[Start]
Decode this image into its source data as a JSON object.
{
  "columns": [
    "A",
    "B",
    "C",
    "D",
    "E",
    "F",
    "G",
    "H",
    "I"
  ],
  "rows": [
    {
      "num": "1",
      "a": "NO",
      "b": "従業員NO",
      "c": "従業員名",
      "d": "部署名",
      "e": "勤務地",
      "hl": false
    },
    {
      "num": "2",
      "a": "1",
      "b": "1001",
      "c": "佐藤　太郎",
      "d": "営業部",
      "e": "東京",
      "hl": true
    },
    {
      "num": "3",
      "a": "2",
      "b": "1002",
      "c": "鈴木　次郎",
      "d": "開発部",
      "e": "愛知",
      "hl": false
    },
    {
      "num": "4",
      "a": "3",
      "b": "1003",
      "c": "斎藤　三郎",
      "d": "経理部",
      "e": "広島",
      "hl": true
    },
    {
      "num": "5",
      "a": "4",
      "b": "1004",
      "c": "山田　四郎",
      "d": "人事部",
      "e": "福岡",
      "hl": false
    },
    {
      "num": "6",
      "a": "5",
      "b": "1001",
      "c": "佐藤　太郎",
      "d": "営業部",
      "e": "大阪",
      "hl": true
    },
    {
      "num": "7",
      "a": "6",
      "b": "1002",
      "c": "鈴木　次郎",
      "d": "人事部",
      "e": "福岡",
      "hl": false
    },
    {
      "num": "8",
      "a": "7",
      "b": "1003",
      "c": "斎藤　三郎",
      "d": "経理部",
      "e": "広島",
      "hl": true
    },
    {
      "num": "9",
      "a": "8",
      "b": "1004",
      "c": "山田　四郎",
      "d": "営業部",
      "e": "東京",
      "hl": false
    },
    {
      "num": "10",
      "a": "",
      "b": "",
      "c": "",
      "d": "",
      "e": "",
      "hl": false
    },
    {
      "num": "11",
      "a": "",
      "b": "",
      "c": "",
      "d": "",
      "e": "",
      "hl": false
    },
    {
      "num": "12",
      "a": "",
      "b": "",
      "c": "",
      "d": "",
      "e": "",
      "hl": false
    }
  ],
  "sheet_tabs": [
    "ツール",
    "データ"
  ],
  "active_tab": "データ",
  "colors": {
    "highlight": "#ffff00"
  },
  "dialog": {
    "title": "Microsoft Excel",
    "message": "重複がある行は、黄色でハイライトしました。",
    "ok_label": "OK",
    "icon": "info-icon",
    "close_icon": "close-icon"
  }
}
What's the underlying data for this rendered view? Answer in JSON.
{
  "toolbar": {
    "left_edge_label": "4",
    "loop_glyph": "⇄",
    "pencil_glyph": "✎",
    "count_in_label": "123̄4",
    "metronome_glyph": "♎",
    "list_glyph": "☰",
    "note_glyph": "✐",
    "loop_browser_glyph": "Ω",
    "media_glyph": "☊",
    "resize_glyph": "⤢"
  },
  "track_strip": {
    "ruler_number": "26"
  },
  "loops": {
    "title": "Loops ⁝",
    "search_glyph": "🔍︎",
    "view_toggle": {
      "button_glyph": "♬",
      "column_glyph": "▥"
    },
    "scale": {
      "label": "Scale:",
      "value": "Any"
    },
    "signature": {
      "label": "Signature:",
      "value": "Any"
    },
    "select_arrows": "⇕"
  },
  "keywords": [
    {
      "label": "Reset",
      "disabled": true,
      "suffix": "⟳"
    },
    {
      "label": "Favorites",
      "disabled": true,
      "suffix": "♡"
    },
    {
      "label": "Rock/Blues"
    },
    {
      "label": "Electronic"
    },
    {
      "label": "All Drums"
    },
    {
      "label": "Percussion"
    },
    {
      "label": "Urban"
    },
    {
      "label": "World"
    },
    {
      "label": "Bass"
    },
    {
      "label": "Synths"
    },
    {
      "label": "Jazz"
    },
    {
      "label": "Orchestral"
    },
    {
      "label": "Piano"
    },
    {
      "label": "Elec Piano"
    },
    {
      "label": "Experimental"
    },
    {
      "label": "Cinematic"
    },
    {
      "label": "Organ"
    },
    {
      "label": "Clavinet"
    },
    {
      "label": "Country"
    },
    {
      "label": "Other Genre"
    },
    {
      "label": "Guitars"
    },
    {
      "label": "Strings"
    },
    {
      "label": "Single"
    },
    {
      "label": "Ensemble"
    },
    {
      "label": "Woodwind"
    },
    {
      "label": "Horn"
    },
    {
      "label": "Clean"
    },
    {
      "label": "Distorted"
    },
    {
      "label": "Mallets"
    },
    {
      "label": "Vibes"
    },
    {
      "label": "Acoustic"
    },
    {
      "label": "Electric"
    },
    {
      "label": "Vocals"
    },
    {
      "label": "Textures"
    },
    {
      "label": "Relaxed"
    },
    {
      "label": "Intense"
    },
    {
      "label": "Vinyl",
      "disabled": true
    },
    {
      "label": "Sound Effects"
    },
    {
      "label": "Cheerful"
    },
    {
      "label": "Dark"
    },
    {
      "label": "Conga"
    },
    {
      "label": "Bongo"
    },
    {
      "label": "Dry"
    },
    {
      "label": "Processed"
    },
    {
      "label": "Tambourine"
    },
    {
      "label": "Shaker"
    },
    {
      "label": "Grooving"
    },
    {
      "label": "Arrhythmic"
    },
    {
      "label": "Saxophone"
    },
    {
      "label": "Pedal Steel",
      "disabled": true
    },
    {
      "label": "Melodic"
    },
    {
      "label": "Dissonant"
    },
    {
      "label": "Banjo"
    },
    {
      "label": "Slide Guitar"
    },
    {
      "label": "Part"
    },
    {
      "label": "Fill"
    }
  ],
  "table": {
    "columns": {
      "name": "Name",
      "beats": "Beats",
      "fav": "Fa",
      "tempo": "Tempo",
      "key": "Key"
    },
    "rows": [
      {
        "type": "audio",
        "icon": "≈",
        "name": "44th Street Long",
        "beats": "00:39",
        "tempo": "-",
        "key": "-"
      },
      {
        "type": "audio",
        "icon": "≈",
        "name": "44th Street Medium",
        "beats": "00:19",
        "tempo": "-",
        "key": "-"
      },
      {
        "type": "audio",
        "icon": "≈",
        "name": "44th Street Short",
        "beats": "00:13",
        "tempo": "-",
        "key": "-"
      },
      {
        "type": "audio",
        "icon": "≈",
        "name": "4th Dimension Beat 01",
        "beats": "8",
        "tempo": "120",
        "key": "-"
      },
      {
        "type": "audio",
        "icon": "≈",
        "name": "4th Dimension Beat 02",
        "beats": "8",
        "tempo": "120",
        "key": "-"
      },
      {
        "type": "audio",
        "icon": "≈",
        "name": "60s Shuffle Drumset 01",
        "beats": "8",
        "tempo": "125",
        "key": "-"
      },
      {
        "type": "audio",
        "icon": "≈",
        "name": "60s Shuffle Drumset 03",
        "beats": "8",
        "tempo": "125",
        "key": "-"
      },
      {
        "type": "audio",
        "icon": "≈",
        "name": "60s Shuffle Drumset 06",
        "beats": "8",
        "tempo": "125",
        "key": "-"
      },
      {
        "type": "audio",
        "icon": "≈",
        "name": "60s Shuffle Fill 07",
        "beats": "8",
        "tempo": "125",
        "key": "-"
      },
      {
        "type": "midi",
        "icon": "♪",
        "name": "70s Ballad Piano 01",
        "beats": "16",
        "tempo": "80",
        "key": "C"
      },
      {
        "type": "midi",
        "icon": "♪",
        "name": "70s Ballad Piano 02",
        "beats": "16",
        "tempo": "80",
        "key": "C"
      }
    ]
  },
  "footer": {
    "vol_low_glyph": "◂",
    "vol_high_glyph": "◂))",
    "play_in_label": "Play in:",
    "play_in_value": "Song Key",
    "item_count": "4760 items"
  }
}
[End]
Scan the material line by line and report each one that contains "Ballad".

        "name": "70s Ballad Piano 01",
        "name": "70s Ballad Piano 02",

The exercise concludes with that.